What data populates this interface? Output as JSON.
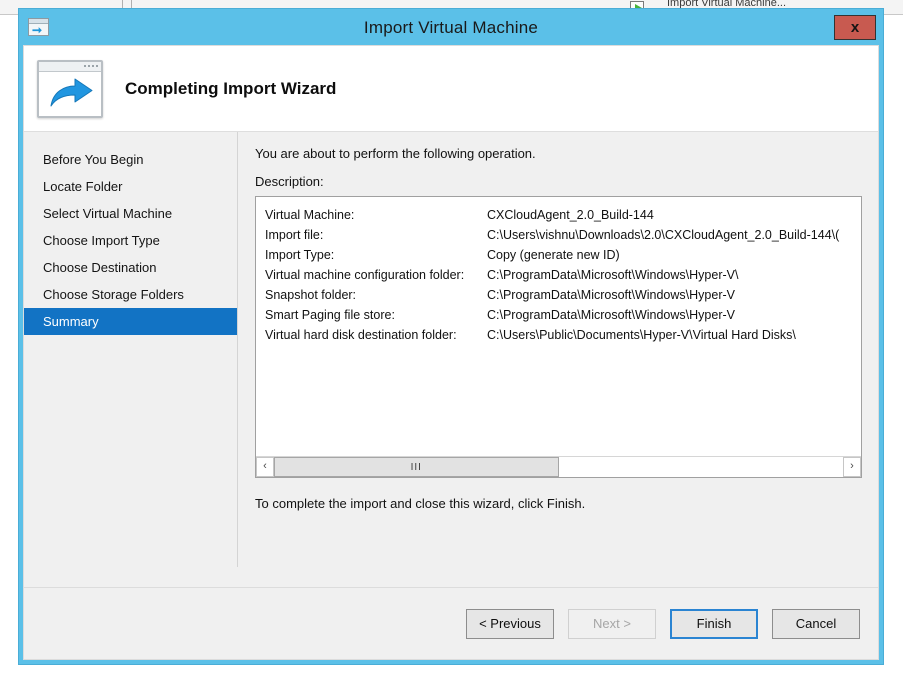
{
  "background": {
    "tab_label_truncated": "Import Virtual Machine...",
    "icon": "import-vm-icon"
  },
  "window": {
    "title": "Import Virtual Machine",
    "icon": "import-arrow-icon",
    "close_label": "x",
    "titlebar_color": "#5bc0e8"
  },
  "banner": {
    "heading": "Completing Import Wizard",
    "icon": "window-with-arrow-icon"
  },
  "sidebar": {
    "items": [
      {
        "label": "Before You Begin",
        "selected": false
      },
      {
        "label": "Locate Folder",
        "selected": false
      },
      {
        "label": "Select Virtual Machine",
        "selected": false
      },
      {
        "label": "Choose Import Type",
        "selected": false
      },
      {
        "label": "Choose Destination",
        "selected": false
      },
      {
        "label": "Choose Storage Folders",
        "selected": false
      },
      {
        "label": "Summary",
        "selected": true
      }
    ],
    "selected_color": "#1273c4"
  },
  "content": {
    "intro": "You are about to perform the following operation.",
    "description_label": "Description:",
    "rows": [
      {
        "key": "Virtual Machine:",
        "value": "CXCloudAgent_2.0_Build-144"
      },
      {
        "key": "Import file:",
        "value": "C:\\Users\\vishnu\\Downloads\\2.0\\CXCloudAgent_2.0_Build-144\\("
      },
      {
        "key": "Import Type:",
        "value": "Copy (generate new ID)"
      },
      {
        "key": "Virtual machine configuration folder:",
        "value": "C:\\ProgramData\\Microsoft\\Windows\\Hyper-V\\"
      },
      {
        "key": "Snapshot folder:",
        "value": "C:\\ProgramData\\Microsoft\\Windows\\Hyper-V"
      },
      {
        "key": "Smart Paging file store:",
        "value": "C:\\ProgramData\\Microsoft\\Windows\\Hyper-V"
      },
      {
        "key": "Virtual hard disk destination folder:",
        "value": "C:\\Users\\Public\\Documents\\Hyper-V\\Virtual Hard Disks\\"
      }
    ],
    "scrollbar": {
      "left_arrow": "‹",
      "right_arrow": "›",
      "thumb_grip": "III"
    },
    "closing": "To complete the import and close this wizard, click Finish."
  },
  "footer": {
    "previous": "< Previous",
    "next": "Next >",
    "finish": "Finish",
    "cancel": "Cancel"
  }
}
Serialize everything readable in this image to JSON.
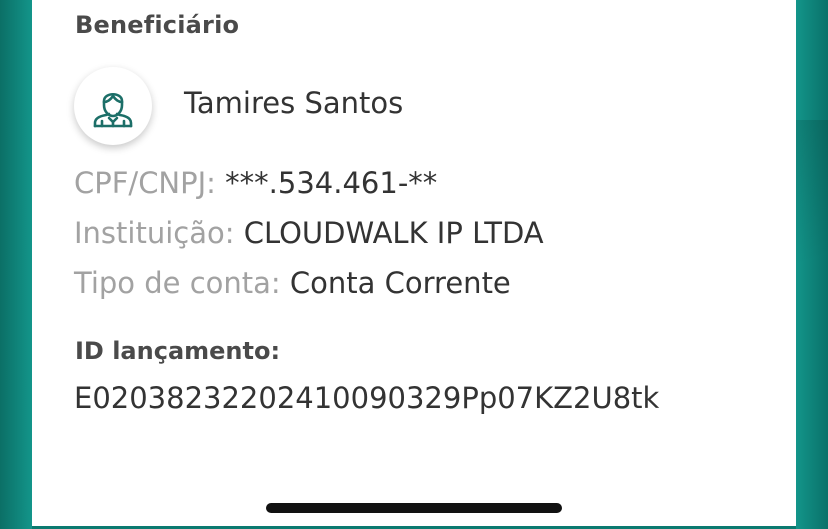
{
  "beneficiary": {
    "section_title": "Beneficiário",
    "avatar_icon": "person-icon",
    "name": "Tamires Santos",
    "fields": [
      {
        "label": "CPF/CNPJ:",
        "value": "***.534.461-**"
      },
      {
        "label": "Instituição:",
        "value": "CLOUDWALK IP LTDA"
      },
      {
        "label": "Tipo de conta:",
        "value": "Conta Corrente"
      }
    ]
  },
  "launch": {
    "title": "ID lançamento:",
    "value": "E02038232202410090329Pp07KZ2U8tk"
  },
  "colors": {
    "background_teal": "#0f8f84",
    "card": "#ffffff",
    "label_gray": "#a2a2a2",
    "text_dark": "#333333",
    "title_gray": "#4a4a4a"
  }
}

----

▶ [Task details]:
All records should be output exactly, with the pictures left out.

▶ [Output of the task]:
What data populates this interface? Output as JSON.
{
  "background": {
    "tab_label_truncated": "Import Virtual Machine...",
    "icon": "import-vm-icon"
  },
  "window": {
    "title": "Import Virtual Machine",
    "icon": "import-arrow-icon",
    "close_label": "x",
    "titlebar_color": "#5bc0e8"
  },
  "banner": {
    "heading": "Completing Import Wizard",
    "icon": "window-with-arrow-icon"
  },
  "sidebar": {
    "items": [
      {
        "label": "Before You Begin",
        "selected": false
      },
      {
        "label": "Locate Folder",
        "selected": false
      },
      {
        "label": "Select Virtual Machine",
        "selected": false
      },
      {
        "label": "Choose Import Type",
        "selected": false
      },
      {
        "label": "Choose Destination",
        "selected": false
      },
      {
        "label": "Choose Storage Folders",
        "selected": false
      },
      {
        "label": "Summary",
        "selected": true
      }
    ],
    "selected_color": "#1273c4"
  },
  "content": {
    "intro": "You are about to perform the following operation.",
    "description_label": "Description:",
    "rows": [
      {
        "key": "Virtual Machine:",
        "value": "CXCloudAgent_2.0_Build-144"
      },
      {
        "key": "Import file:",
        "value": "C:\\Users\\vishnu\\Downloads\\2.0\\CXCloudAgent_2.0_Build-144\\("
      },
      {
        "key": "Import Type:",
        "value": "Copy (generate new ID)"
      },
      {
        "key": "Virtual machine configuration folder:",
        "value": "C:\\ProgramData\\Microsoft\\Windows\\Hyper-V\\"
      },
      {
        "key": "Snapshot folder:",
        "value": "C:\\ProgramData\\Microsoft\\Windows\\Hyper-V"
      },
      {
        "key": "Smart Paging file store:",
        "value": "C:\\ProgramData\\Microsoft\\Windows\\Hyper-V"
      },
      {
        "key": "Virtual hard disk destination folder:",
        "value": "C:\\Users\\Public\\Documents\\Hyper-V\\Virtual Hard Disks\\"
      }
    ],
    "scrollbar": {
      "left_arrow": "‹",
      "right_arrow": "›",
      "thumb_grip": "III"
    },
    "closing": "To complete the import and close this wizard, click Finish."
  },
  "footer": {
    "previous": "< Previous",
    "next": "Next >",
    "finish": "Finish",
    "cancel": "Cancel"
  }
}
Serialize everything readable in this image to JSON.
{
  "beneficiary": {
    "section_title": "Beneficiário",
    "avatar_icon": "person-icon",
    "name": "Tamires Santos",
    "fields": [
      {
        "label": "CPF/CNPJ:",
        "value": "***.534.461-**"
      },
      {
        "label": "Instituição:",
        "value": "CLOUDWALK IP LTDA"
      },
      {
        "label": "Tipo de conta:",
        "value": "Conta Corrente"
      }
    ]
  },
  "launch": {
    "title": "ID lançamento:",
    "value": "E02038232202410090329Pp07KZ2U8tk"
  },
  "colors": {
    "background_teal": "#0f8f84",
    "card": "#ffffff",
    "label_gray": "#a2a2a2",
    "text_dark": "#333333",
    "title_gray": "#4a4a4a"
  }
}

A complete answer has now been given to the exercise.